Exercise:
Can the data below be echoed back word for word?

═══ The data ═══

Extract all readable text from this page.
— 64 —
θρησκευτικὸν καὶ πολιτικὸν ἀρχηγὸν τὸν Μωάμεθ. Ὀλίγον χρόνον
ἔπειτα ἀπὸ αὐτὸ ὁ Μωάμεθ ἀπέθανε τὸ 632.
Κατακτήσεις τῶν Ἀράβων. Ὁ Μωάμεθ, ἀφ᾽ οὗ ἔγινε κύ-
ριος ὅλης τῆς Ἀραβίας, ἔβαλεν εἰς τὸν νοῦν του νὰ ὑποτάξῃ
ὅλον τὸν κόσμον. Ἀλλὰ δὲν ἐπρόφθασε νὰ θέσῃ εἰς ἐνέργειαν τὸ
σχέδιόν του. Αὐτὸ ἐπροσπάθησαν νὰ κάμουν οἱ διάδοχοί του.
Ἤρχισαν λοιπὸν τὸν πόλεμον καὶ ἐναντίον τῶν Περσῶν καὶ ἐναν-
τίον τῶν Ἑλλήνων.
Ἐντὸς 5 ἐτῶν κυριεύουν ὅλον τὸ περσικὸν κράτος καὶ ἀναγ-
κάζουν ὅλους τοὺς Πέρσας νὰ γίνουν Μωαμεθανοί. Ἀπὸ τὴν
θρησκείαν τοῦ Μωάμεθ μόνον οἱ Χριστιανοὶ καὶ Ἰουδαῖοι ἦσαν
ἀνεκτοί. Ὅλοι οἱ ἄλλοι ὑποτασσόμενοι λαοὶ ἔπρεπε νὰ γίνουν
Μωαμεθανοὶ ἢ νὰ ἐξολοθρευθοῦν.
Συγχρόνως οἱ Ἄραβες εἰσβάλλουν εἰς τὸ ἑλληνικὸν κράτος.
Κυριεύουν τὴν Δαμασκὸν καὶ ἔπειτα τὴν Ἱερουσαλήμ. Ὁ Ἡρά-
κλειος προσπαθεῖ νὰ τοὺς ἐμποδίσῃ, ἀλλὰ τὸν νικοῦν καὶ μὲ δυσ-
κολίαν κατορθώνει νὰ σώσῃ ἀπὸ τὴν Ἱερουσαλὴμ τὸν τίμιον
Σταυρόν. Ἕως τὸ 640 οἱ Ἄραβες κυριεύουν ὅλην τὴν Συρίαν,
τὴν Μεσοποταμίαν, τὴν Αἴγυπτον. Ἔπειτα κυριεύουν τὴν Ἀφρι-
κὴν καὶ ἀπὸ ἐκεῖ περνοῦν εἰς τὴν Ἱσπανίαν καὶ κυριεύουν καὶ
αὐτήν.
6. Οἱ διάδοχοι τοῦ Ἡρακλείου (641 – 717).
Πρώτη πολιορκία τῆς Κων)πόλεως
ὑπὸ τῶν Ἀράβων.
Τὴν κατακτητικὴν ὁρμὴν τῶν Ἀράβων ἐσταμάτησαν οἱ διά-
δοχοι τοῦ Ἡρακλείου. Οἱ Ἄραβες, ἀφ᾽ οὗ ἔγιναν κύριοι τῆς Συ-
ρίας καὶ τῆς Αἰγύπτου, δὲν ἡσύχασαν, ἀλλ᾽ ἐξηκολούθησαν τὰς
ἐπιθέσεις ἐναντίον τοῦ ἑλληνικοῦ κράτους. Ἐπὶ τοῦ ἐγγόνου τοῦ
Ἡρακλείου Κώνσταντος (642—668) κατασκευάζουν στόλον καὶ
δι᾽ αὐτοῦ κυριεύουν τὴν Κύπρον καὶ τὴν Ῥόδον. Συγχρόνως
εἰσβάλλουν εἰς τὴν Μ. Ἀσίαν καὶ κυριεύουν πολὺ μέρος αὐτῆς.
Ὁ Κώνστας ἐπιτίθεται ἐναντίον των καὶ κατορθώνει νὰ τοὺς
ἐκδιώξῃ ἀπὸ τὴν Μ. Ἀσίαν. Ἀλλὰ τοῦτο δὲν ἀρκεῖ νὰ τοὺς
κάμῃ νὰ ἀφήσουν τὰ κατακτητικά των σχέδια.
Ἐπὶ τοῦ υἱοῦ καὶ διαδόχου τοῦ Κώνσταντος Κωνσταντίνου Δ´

═══

Answer to this exercise:
Extract all readable text from this page.
— 64 —
θρησκευτικὸν καὶ πολιτικὸν ἀρχηγὸν τὸν Μωάμεθ. Ὀλίγον χρόνον
ἔπειτα ἀπὸ αὐτὸ ὁ Μωάμεθ ἀπέθανε τὸ 632.
Κατακτήσεις τῶν Ἀράβων. Ὁ Μωάμεθ, ἀφ᾽ οὗ ἔγινε κύ-
ριος ὅλης τῆς Ἀραβίας, ἔβαλεν εἰς τὸν νοῦν του νὰ ὑποτάξῃ
ὅλον τὸν κόσμον. Ἀλλὰ δὲν ἐπρόφθασε νὰ θέσῃ εἰς ἐνέργειαν τὸ
σχέδιόν του. Αὐτὸ ἐπροσπάθησαν νὰ κάμουν οἱ διάδοχοί του.
Ἤρχισαν λοιπὸν τὸν πόλεμον καὶ ἐναντίον τῶν Περσῶν καὶ ἐναν-
τίον τῶν Ἑλλήνων.
Ἐντὸς 5 ἐτῶν κυριεύουν ὅλον τὸ περσικὸν κράτος καὶ ἀναγ-
κάζουν ὅλους τοὺς Πέρσας νὰ γίνουν Μωαμεθανοί. Ἀπὸ τὴν
θρησκείαν τοῦ Μωάμεθ μόνον οἱ Χριστιανοὶ καὶ Ἰουδαῖοι ἦσαν
ἀνεκτοί. Ὅλοι οἱ ἄλλοι ὑποτασσόμενοι λαοὶ ἔπρεπε νὰ γίνουν
Μωαμεθανοὶ ἢ νὰ ἐξολοθρευθοῦν.
Συγχρόνως οἱ Ἄραβες εἰσβάλλουν εἰς τὸ ἑλληνικὸν κράτος.
Κυριεύουν τὴν Δαμασκὸν καὶ ἔπειτα τὴν Ἱερουσαλήμ. Ὁ Ἡρά-
κλειος προσπαθεῖ νὰ τοὺς ἐμποδίσῃ, ἀλλὰ τὸν νικοῦν καὶ μὲ δυσ-
κολίαν κατορθώνει νὰ σώσῃ ἀπὸ τὴν Ἱερουσαλὴμ τὸν τίμιον
Σταυρόν. Ἕως τὸ 640 οἱ Ἄραβες κυριεύουν ὅλην τὴν Συρίαν,
τὴν Μεσοποταμίαν, τὴν Αἴγυπτον. Ἔπειτα κυριεύουν τὴν Ἀφρι-
κὴν καὶ ἀπὸ ἐκεῖ περνοῦν εἰς τὴν Ἱσπανίαν καὶ κυριεύουν καὶ
αὐτήν.
6. Οἱ διάδοχοι τοῦ Ἡρακλείου (641 – 717).
Πρώτη πολιορκία τῆς Κων)πόλεως
ὑπὸ τῶν Ἀράβων.
Τὴν κατακτητικὴν ὁρμὴν τῶν Ἀράβων ἐσταμάτησαν οἱ διά-
δοχοι τοῦ Ἡρακλείου. Οἱ Ἄραβες, ἀφ᾽ οὗ ἔγιναν κύριοι τῆς Συ-
ρίας καὶ τῆς Αἰγύπτου, δὲν ἡσύχασαν, ἀλλ᾽ ἐξηκολούθησαν τὰς
ἐπιθέσεις ἐναντίον τοῦ ἑλληνικοῦ κράτους. Ἐπὶ τοῦ ἐγγόνου τοῦ
Ἡρακλείου Κώνσταντος (642—668) κατασκευάζουν στόλον καὶ
δι᾽ αὐτοῦ κυριεύουν τὴν Κύπρον καὶ τὴν Ῥόδον. Συγχρόνως
εἰσβάλλουν εἰς τὴν Μ. Ἀσίαν καὶ κυριεύουν πολὺ μέρος αὐτῆς.
Ὁ Κώνστας ἐπιτίθεται ἐναντίον των καὶ κατορθώνει νὰ τοὺς
ἐκδιώξῃ ἀπὸ τὴν Μ. Ἀσίαν. Ἀλλὰ τοῦτο δὲν ἀρκεῖ νὰ τοὺς
κάμῃ νὰ ἀφήσουν τὰ κατακτητικά των σχέδια.
Ἐπὶ τοῦ υἱοῦ καὶ διαδόχου τοῦ Κώνσταντος Κωνσταντίνου Δ´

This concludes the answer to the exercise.